▶ SHORT PROBLEM
Gather each line of the entries below that includes "voltage".
==*==
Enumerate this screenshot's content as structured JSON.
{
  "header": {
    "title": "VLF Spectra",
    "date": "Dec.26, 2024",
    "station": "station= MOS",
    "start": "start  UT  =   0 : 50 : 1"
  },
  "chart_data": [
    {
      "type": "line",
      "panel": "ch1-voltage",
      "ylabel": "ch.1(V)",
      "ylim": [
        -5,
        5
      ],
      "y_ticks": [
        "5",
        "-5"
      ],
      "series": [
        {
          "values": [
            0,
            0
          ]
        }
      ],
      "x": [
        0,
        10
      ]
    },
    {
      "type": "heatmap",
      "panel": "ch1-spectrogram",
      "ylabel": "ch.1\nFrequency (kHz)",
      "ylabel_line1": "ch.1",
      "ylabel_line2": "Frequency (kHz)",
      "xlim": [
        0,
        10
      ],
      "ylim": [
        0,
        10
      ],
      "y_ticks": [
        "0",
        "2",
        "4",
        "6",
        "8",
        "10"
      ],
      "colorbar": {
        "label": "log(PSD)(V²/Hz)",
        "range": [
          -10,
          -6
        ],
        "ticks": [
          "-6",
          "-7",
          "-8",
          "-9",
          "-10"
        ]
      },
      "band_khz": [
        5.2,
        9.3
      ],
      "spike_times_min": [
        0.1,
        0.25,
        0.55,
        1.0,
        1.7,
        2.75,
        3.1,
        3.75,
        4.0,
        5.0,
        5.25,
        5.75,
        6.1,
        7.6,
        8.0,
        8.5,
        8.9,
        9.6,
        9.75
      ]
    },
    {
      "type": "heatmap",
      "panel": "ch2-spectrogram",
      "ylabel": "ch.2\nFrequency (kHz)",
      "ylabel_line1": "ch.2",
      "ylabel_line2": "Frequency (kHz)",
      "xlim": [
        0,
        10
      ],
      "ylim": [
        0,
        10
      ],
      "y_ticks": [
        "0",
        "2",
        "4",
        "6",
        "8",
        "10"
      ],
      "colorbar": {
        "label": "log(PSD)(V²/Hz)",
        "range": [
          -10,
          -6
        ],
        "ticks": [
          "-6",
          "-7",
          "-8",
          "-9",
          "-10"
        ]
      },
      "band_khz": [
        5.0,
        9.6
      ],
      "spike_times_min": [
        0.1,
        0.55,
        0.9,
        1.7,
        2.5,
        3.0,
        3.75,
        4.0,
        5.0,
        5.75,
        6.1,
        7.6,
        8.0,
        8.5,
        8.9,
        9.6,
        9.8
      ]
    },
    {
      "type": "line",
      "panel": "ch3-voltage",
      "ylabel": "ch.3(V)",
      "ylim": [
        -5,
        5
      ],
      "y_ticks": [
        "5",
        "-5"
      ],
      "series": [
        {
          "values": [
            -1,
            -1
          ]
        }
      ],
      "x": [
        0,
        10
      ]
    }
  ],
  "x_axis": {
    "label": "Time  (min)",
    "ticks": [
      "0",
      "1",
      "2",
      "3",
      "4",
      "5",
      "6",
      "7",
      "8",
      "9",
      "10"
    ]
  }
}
==*==
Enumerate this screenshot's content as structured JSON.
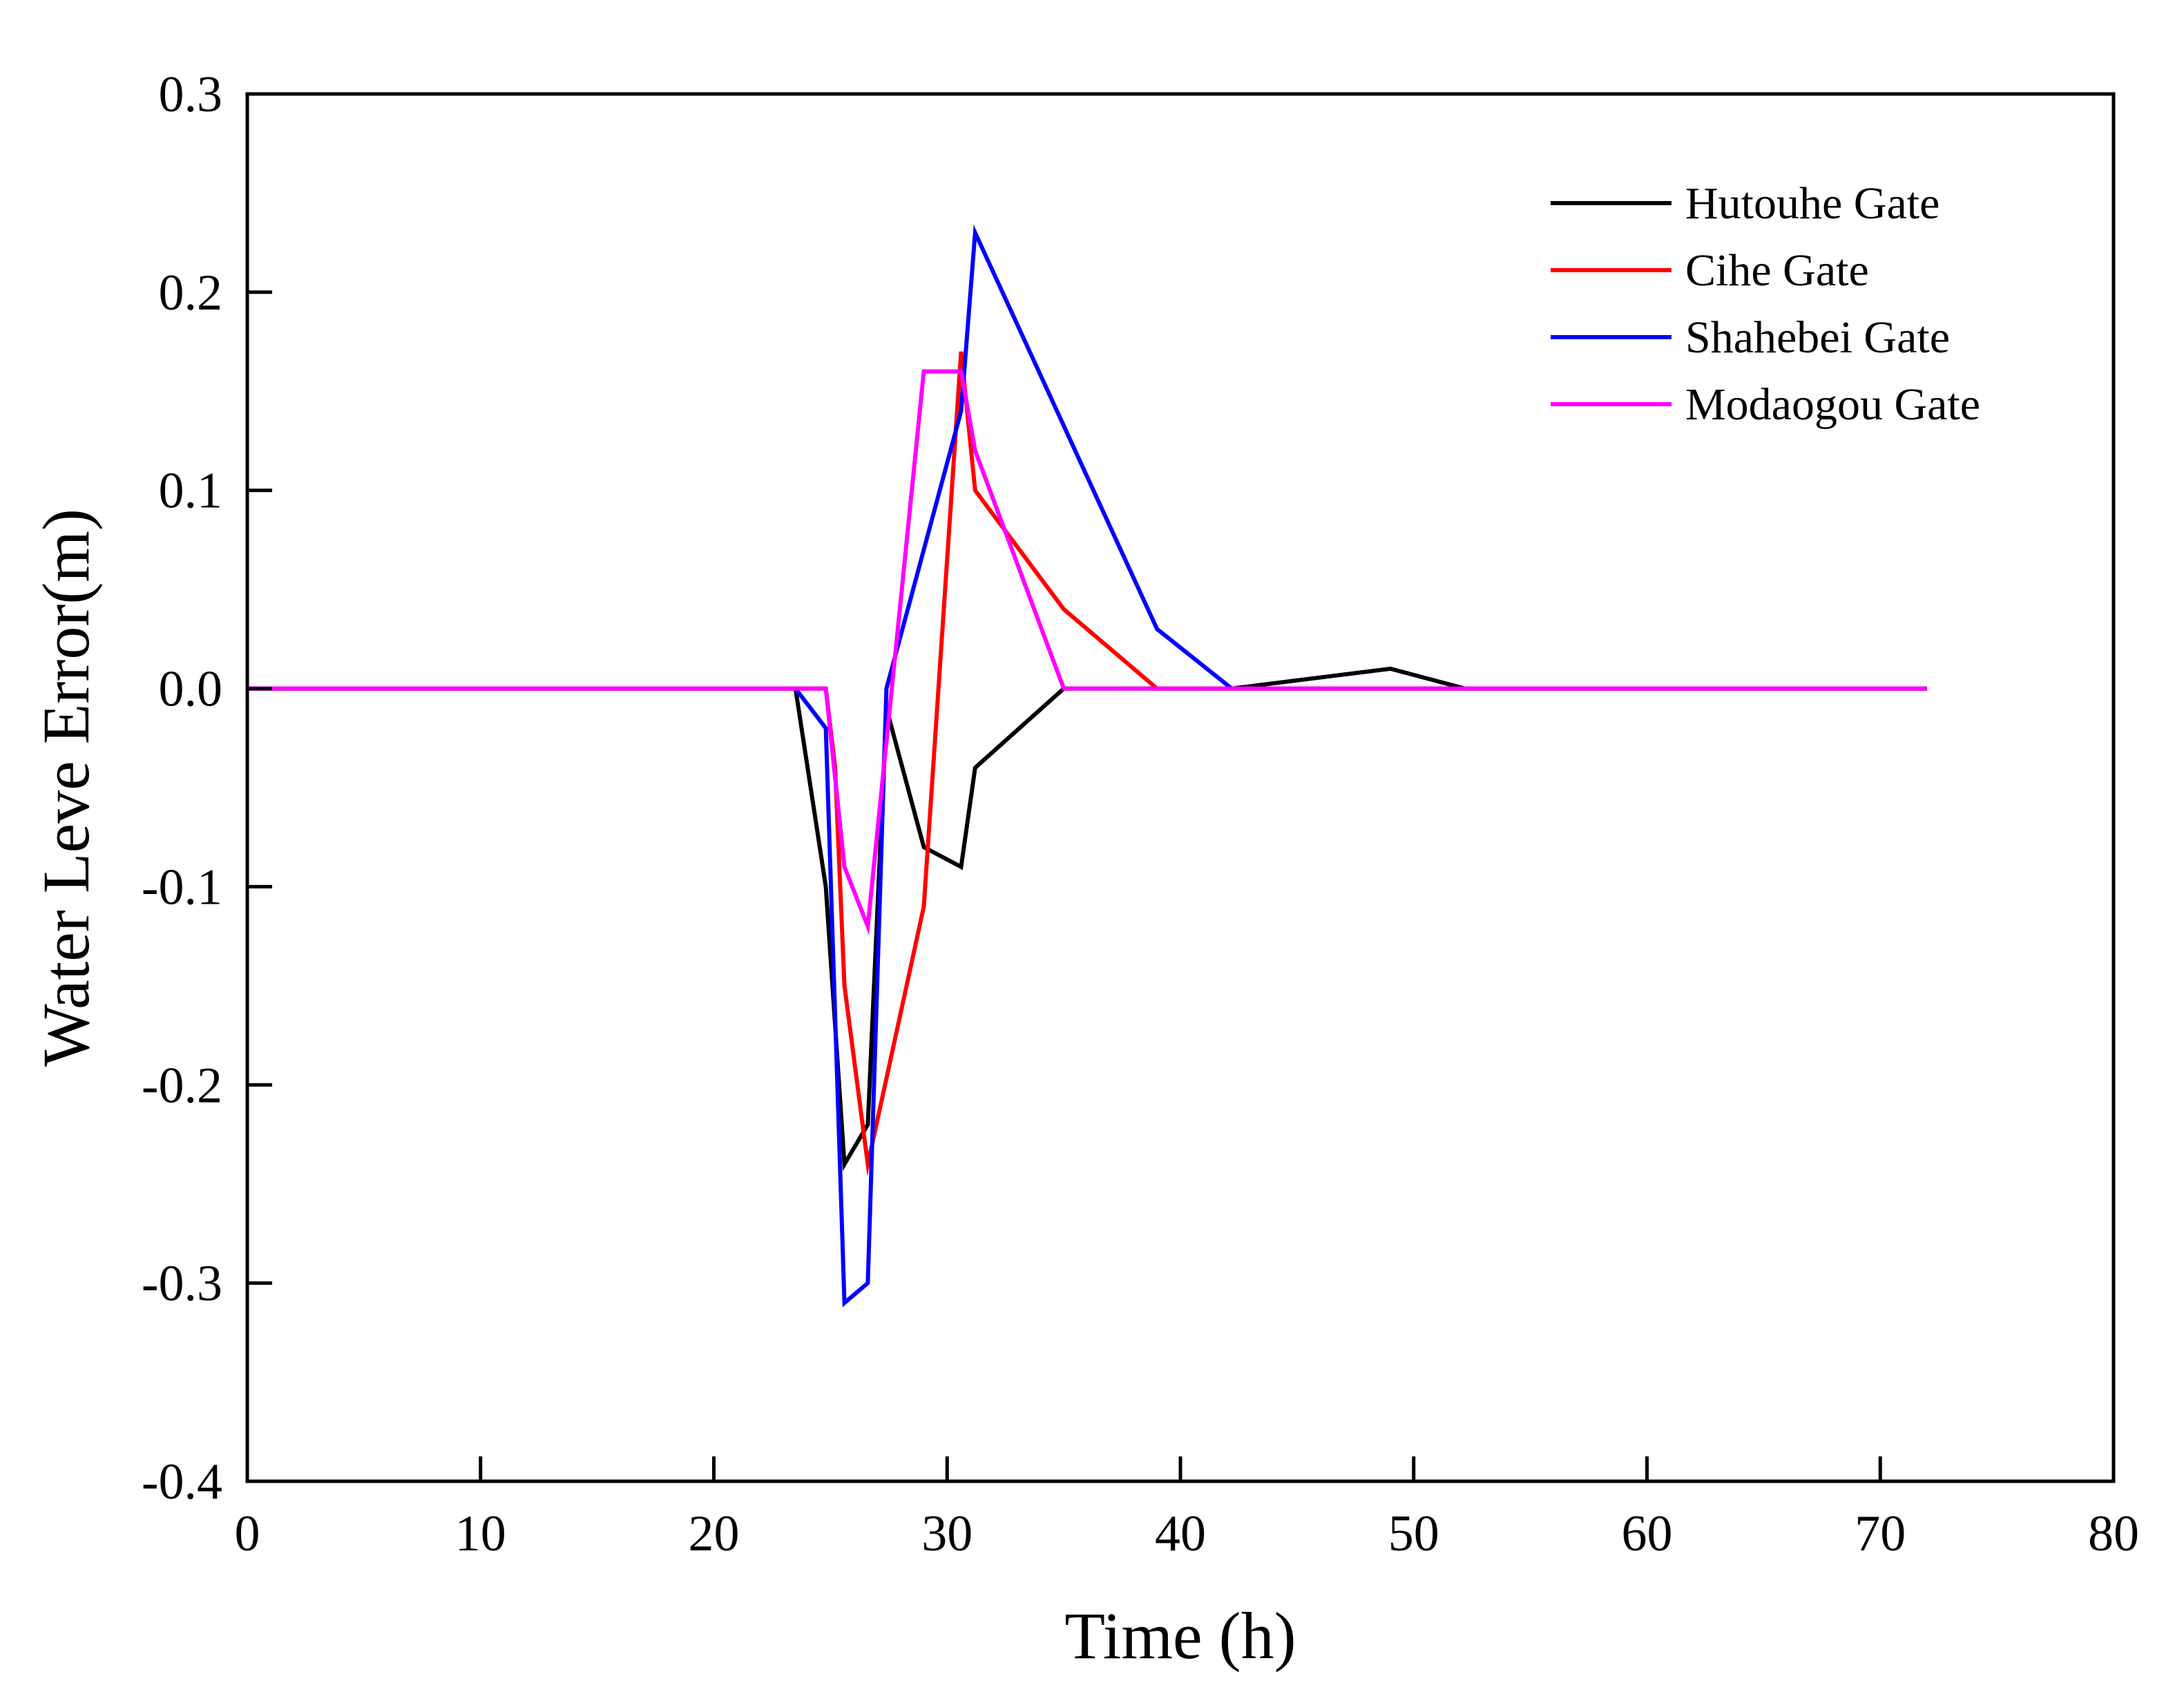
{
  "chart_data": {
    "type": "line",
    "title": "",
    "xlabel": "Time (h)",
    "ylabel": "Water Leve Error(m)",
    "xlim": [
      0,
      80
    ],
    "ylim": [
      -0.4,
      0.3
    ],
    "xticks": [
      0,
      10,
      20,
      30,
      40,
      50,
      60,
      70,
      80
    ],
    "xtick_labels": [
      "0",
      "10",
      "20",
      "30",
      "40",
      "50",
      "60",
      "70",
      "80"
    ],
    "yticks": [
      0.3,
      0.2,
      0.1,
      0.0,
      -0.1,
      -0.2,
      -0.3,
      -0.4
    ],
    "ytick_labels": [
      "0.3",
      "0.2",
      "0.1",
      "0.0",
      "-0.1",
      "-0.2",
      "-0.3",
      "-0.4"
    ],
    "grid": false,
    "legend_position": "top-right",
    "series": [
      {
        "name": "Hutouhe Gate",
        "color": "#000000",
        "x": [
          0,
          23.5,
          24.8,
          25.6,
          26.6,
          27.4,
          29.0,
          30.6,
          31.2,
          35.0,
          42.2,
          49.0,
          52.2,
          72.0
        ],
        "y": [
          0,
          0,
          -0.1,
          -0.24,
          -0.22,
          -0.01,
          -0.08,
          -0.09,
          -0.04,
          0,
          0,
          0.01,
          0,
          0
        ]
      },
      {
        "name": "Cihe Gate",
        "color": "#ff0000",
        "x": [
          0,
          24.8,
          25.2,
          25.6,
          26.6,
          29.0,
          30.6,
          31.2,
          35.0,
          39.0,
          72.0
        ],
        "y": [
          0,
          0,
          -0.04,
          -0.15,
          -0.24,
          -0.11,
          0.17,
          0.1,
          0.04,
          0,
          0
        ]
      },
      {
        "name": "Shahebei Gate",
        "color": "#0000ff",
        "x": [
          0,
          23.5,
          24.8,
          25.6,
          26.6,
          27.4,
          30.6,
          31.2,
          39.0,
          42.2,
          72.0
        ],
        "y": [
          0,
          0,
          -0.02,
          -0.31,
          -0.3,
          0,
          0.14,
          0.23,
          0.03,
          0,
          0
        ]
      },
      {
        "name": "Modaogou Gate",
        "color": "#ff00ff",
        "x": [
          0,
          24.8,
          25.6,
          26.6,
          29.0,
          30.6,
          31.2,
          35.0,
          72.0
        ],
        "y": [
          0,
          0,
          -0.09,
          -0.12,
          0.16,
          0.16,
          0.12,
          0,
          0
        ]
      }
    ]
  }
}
==*==
▶ EXERCISE OUTPUT
      "panel": "ch1-voltage",
      "panel": "ch3-voltage",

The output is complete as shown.